[Items from a dataset]
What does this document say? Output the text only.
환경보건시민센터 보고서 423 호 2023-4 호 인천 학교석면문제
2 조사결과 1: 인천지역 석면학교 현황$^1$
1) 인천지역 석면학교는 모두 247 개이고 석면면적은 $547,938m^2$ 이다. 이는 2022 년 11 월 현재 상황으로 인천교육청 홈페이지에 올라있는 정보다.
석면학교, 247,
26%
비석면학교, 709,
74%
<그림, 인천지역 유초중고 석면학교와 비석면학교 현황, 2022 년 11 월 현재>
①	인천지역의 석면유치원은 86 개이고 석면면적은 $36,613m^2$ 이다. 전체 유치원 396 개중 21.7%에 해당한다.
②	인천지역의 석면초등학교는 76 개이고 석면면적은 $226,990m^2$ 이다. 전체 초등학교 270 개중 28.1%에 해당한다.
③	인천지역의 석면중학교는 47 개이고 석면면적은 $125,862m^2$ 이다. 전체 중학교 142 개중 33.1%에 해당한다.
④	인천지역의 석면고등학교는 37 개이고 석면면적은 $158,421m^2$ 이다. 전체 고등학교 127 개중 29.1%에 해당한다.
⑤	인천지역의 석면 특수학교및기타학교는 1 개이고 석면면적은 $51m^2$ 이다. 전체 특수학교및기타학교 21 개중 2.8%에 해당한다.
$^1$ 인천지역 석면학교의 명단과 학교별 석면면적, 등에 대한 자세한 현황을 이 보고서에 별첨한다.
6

To be done ▸ Can you reproduce all the material exactly?

Final result ▸
What does this document say? Output the text only.
환경보건시민센터 보고서 423 호 2023-4 호 인천 학교석면문제
2 조사결과 1: 인천지역 석면학교 현황$^1$
1) 인천지역 석면학교는 모두 247 개이고 석면면적은 $547,938m^2$ 이다. 이는 2022 년 11 월 현재 상황으로 인천교육청 홈페이지에 올라있는 정보다.
석면학교, 247,
26%
비석면학교, 709,
74%
<그림, 인천지역 유초중고 석면학교와 비석면학교 현황, 2022 년 11 월 현재>
①	인천지역의 석면유치원은 86 개이고 석면면적은 $36,613m^2$ 이다. 전체 유치원 396 개중 21.7%에 해당한다.
②	인천지역의 석면초등학교는 76 개이고 석면면적은 $226,990m^2$ 이다. 전체 초등학교 270 개중 28.1%에 해당한다.
③	인천지역의 석면중학교는 47 개이고 석면면적은 $125,862m^2$ 이다. 전체 중학교 142 개중 33.1%에 해당한다.
④	인천지역의 석면고등학교는 37 개이고 석면면적은 $158,421m^2$ 이다. 전체 고등학교 127 개중 29.1%에 해당한다.
⑤	인천지역의 석면 특수학교및기타학교는 1 개이고 석면면적은 $51m^2$ 이다. 전체 특수학교및기타학교 21 개중 2.8%에 해당한다.
$^1$ 인천지역 석면학교의 명단과 학교별 석면면적, 등에 대한 자세한 현황을 이 보고서에 별첨한다.
6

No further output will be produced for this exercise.